» **Extract provided**:

Cytotopic localization by long noncoding RNAs

Abstract

Cells are highly organized structures. In addition to membrane delimited organelles, proteins and RNAs can organize themselves into specific domains. Some examples include stress granules and subnuclear bodies. This level of organization is essential for the correct execution of multiple processes in the cell, ranging from cell signaling to assembly of structures such as the ribosomes. Here we will review evidence that noncoding RNAs play a critical role in the establishment and regulation of these domains. The unique abilities of RNA to mark the genome in a gene-specific and condition-specific manner and to serve as tethers nominate them as ideal molecular address codes.

» **Task list**:
1/ In the abstract on long noncoding RNAs, which two examples are given of domains that proteins and RNAs can organize themselves into?
2/ Proceed with the abstract on long noncoding RNAs and cellular domains, picking up after its last sentence.
The dataset entries that follow come from a separate source.

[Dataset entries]
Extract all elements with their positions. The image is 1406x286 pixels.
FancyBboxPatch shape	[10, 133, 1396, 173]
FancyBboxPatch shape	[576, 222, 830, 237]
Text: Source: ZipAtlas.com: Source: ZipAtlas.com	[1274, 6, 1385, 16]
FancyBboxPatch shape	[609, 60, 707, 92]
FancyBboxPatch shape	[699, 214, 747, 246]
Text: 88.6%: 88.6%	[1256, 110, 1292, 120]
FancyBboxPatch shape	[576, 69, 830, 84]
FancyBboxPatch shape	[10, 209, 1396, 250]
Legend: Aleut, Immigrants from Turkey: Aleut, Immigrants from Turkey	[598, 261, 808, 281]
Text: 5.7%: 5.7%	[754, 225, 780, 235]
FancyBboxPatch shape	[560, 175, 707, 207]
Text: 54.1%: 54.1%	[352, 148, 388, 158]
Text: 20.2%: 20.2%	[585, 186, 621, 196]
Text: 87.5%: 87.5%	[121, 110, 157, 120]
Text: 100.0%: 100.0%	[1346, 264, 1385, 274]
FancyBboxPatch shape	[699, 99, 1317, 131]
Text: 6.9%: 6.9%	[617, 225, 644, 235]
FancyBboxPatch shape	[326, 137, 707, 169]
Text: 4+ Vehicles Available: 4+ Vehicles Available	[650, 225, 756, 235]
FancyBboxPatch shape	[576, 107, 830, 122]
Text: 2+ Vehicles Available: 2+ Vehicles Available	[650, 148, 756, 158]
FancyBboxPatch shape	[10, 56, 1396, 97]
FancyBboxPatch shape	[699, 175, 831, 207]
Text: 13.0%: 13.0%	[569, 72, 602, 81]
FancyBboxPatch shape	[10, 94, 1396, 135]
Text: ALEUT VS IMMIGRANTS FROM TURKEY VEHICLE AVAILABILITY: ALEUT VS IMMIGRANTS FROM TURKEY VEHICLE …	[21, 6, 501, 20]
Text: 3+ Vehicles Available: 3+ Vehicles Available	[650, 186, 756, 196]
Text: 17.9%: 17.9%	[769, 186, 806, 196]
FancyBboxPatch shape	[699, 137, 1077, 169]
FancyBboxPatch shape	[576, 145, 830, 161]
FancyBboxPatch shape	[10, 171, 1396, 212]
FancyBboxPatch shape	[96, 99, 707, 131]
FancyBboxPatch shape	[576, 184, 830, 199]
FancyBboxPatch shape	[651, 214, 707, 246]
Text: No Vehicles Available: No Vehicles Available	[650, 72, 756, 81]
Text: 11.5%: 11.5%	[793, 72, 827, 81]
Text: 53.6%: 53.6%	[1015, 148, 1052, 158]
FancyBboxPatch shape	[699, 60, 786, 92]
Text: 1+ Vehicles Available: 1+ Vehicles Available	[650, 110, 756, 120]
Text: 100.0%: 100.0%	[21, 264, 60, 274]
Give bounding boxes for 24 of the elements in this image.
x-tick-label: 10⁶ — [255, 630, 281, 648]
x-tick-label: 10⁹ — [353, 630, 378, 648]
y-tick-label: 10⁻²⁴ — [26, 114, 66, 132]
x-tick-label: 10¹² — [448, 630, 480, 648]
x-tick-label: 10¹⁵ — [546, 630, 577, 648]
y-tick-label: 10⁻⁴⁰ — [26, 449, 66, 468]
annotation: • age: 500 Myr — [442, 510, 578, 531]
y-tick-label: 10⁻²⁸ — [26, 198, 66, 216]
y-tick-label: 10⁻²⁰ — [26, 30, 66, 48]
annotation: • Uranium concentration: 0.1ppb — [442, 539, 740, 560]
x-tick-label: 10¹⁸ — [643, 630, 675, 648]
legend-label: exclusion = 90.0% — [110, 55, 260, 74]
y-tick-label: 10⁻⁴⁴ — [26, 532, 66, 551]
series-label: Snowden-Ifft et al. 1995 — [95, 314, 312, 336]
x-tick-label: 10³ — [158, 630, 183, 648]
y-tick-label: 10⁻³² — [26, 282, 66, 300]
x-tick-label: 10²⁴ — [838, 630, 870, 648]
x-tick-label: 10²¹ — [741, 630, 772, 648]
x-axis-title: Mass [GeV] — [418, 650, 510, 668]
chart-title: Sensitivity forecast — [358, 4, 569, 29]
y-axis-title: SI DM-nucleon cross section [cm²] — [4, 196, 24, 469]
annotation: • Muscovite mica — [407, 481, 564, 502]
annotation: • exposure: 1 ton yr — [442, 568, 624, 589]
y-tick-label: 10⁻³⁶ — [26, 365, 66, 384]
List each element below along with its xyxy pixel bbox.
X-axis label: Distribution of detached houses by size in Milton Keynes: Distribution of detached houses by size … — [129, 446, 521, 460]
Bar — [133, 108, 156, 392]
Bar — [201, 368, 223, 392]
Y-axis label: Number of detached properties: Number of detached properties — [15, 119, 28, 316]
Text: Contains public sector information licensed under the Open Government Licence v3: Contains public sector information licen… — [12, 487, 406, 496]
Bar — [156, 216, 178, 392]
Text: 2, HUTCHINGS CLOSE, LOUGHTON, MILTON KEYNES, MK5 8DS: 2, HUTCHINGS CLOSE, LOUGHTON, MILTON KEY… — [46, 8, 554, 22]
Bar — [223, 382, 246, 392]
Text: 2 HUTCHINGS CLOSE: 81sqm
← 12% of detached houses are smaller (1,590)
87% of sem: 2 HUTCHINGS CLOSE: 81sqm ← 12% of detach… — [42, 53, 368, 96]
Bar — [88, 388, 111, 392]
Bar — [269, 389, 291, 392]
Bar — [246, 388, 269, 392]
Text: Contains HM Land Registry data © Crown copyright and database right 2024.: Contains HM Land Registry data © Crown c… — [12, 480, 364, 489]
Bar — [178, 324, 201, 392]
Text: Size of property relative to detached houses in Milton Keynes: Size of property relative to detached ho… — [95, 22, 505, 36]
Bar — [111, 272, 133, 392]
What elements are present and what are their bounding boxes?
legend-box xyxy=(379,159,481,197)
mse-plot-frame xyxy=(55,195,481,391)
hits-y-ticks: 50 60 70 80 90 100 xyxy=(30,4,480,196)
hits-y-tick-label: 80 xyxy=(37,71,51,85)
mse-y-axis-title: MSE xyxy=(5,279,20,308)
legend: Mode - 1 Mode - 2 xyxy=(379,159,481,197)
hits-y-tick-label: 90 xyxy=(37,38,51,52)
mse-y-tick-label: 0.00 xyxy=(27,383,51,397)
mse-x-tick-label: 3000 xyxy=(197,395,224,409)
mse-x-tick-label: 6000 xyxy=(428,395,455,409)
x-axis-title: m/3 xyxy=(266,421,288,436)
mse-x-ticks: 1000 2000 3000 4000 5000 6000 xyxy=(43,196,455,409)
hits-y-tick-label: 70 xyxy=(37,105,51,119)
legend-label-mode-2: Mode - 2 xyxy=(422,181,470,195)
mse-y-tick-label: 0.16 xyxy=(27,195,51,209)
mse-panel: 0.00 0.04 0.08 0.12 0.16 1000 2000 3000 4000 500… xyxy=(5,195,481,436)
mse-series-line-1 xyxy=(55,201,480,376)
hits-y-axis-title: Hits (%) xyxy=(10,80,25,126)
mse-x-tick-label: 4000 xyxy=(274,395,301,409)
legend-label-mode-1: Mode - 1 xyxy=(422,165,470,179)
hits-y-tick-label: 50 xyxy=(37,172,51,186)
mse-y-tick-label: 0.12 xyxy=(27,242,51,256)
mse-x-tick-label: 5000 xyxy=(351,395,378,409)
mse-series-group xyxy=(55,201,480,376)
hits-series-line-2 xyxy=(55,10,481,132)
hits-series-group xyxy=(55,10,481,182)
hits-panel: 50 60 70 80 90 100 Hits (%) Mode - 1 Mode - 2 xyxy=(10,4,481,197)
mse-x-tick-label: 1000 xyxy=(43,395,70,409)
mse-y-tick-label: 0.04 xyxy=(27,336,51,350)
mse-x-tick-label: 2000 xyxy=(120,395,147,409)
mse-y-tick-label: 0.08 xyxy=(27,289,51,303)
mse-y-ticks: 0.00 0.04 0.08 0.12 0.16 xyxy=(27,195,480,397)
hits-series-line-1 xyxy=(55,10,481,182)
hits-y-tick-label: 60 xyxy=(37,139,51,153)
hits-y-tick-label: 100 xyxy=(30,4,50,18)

» **Written answers**:
1/ Stress granules and subnuclear bodies.

2/
Figure 1

(a) Transcription of the lncRNA NEAT1 leads to the accumulation of protein components at the site of transcription, and the formation of the Paraspeckle. (b) Cellular stress leads to the expression of IGSRNA, resulting in the retention at the nucleolus of proteins that would otherwise diffuse through the nucleoplasm. (c) During vegetative growth, meiotic mRNAs are targeted by for silencing by the protein Mmi1, which promotes RNA degradation and formation of facultative heterochromatic islands. Upon entry in meiosis, Mmi1 is recruited to the Mei2 dot, allowing for the expression of meiotic mRNAs. (d) The Pc2 complex is differentially methylated depending on the nutritional state of the cell. Depending on the state of methylation, Pc2 interacts with different lncRNA, leading to the presence of genes bound by Pc2 in different nuclear domains.